▸ To be done: Pick out all lines in the listing holding the string "title" and copy them.

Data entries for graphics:

---

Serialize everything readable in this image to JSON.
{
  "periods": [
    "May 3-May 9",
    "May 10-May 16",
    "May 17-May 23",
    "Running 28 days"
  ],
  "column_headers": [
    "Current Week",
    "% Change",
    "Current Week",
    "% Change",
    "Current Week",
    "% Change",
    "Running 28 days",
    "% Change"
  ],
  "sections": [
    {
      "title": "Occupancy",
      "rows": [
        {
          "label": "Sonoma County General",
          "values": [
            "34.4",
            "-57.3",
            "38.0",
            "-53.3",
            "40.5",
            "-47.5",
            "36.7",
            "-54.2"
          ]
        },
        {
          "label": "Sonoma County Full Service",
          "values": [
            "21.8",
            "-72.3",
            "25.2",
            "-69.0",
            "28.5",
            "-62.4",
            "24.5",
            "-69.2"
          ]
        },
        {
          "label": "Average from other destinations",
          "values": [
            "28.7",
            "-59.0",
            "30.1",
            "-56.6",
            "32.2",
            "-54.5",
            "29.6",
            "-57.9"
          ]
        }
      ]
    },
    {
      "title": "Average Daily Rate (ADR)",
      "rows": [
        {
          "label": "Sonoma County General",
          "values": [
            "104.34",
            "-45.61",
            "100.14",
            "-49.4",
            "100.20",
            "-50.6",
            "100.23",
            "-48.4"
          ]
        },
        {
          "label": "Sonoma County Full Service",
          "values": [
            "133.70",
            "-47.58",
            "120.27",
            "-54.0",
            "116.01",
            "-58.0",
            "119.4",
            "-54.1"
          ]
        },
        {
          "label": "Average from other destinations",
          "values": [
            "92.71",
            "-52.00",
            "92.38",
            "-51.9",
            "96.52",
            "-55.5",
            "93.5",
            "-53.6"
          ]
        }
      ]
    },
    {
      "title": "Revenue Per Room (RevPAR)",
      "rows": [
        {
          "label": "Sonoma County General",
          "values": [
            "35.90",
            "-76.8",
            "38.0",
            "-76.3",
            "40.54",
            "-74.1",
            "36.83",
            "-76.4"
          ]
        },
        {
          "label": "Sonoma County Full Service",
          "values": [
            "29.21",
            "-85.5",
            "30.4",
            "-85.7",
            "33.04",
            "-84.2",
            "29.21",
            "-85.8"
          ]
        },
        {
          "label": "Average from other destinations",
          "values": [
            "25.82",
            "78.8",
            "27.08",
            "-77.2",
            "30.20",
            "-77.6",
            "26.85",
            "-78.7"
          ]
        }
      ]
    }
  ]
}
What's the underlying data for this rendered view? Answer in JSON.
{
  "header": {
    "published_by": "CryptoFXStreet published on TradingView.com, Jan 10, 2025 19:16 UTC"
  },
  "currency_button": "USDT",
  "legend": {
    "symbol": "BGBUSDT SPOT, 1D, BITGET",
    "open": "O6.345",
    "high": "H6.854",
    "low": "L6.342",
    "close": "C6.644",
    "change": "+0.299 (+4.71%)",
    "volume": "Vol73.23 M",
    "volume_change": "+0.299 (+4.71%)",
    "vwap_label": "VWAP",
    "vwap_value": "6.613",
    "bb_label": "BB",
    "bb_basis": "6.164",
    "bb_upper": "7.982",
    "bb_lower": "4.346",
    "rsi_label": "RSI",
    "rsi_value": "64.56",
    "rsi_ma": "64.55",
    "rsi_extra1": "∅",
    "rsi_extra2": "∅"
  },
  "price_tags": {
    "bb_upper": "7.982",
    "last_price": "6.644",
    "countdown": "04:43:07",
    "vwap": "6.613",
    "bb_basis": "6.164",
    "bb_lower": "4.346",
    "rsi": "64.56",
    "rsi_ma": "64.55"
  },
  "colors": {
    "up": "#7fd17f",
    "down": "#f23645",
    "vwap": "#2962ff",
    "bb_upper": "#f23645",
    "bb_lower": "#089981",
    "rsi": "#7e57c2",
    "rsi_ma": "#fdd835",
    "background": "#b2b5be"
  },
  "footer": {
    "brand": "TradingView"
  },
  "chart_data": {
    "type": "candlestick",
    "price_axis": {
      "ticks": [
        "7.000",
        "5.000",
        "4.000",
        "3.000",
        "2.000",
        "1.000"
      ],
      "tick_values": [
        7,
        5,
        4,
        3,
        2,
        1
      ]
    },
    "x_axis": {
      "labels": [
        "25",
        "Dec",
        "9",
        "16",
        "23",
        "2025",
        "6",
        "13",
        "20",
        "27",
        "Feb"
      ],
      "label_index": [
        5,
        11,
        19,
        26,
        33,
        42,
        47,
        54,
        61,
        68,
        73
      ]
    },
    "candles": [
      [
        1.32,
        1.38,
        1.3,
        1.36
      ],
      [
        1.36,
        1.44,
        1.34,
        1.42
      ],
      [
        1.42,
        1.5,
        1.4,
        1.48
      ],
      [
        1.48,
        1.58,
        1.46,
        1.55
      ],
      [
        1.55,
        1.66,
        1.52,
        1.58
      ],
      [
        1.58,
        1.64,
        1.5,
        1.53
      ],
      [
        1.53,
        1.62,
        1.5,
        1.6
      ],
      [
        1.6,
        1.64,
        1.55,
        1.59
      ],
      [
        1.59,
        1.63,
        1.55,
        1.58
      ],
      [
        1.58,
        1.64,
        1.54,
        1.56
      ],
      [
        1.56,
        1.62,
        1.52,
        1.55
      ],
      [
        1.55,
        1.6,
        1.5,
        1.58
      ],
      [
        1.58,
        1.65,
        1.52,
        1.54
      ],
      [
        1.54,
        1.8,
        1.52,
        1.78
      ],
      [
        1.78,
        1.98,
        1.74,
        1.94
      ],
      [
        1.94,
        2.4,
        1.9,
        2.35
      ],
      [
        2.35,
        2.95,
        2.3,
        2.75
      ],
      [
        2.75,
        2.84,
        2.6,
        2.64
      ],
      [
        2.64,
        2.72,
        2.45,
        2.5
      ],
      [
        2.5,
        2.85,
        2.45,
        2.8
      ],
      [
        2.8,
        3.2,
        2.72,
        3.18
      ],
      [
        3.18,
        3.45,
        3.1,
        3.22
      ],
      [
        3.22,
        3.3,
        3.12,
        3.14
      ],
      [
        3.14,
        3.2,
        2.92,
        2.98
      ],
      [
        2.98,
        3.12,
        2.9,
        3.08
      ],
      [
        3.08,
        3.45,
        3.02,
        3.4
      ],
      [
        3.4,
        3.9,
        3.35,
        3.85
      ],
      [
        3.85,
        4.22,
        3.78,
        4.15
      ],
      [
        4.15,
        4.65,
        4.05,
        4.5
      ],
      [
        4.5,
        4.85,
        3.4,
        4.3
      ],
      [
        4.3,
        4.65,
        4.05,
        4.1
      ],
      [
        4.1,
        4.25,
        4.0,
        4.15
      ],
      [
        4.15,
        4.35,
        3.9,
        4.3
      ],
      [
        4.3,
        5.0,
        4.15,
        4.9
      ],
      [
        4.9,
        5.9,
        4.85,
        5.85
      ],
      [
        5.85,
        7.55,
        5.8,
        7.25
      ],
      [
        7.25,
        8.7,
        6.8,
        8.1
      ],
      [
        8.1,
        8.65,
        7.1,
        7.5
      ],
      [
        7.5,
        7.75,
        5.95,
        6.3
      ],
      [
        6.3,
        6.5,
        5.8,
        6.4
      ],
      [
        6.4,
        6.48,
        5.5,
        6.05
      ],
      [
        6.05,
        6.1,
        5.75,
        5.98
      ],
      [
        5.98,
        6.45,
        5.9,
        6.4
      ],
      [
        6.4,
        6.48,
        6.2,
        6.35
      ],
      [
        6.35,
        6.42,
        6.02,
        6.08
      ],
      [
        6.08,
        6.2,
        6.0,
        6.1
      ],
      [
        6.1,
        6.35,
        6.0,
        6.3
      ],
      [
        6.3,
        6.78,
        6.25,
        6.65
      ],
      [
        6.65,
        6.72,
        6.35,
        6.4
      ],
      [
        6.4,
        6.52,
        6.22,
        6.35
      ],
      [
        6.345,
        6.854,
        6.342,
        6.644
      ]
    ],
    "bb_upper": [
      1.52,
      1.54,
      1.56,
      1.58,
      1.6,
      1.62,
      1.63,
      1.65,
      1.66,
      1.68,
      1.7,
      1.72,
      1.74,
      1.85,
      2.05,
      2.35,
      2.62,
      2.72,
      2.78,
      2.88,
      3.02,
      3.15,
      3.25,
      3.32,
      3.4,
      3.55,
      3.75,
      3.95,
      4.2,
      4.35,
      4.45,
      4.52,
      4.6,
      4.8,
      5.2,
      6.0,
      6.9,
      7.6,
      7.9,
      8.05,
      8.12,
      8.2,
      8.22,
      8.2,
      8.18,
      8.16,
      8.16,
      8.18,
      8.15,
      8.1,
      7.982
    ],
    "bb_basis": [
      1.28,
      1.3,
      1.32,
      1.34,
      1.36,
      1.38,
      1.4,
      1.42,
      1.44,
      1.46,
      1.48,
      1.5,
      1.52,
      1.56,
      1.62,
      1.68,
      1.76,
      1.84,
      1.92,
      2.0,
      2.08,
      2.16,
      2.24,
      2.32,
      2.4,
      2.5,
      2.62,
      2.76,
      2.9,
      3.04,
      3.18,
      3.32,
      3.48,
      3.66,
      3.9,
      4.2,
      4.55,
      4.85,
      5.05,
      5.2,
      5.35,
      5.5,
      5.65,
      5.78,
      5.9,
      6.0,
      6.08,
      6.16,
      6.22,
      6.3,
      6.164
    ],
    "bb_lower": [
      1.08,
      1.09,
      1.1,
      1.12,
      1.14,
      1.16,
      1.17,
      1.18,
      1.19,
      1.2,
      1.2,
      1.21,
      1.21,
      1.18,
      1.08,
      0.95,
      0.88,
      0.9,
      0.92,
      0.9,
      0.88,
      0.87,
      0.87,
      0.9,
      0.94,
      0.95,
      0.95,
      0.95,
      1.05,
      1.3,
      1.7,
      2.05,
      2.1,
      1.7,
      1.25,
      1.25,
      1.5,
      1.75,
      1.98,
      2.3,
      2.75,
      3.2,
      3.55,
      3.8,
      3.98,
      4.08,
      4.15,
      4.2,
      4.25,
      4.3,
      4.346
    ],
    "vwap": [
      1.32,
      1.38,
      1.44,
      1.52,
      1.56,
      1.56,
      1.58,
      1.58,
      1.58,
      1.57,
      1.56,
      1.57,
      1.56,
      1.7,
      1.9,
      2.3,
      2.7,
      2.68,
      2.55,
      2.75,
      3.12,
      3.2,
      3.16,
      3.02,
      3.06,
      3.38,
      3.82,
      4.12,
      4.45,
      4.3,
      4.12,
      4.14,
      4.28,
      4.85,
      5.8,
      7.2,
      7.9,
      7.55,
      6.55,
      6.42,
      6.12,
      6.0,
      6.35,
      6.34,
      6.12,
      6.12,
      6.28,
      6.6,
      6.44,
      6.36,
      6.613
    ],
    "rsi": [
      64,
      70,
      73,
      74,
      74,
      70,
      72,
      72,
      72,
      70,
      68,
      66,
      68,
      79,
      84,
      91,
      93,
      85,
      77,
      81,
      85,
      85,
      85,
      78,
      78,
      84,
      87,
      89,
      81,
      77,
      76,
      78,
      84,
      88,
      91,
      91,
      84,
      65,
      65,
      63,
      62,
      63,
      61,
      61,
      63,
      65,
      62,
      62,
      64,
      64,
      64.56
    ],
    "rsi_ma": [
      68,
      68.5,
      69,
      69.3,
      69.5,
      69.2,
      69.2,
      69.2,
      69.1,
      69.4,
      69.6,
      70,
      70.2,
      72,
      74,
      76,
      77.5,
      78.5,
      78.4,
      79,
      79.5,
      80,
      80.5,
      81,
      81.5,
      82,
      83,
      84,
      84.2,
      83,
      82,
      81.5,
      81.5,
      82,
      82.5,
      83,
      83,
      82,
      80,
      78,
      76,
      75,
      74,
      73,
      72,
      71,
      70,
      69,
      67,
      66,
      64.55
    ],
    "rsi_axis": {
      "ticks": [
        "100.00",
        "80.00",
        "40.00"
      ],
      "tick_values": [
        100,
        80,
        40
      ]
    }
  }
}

---

▸ Reply to the exercise:
      "title": "Occupancy",
      "title": "Average Daily Rate (ADR)",
      "title": "Revenue Per Room (RevPAR)",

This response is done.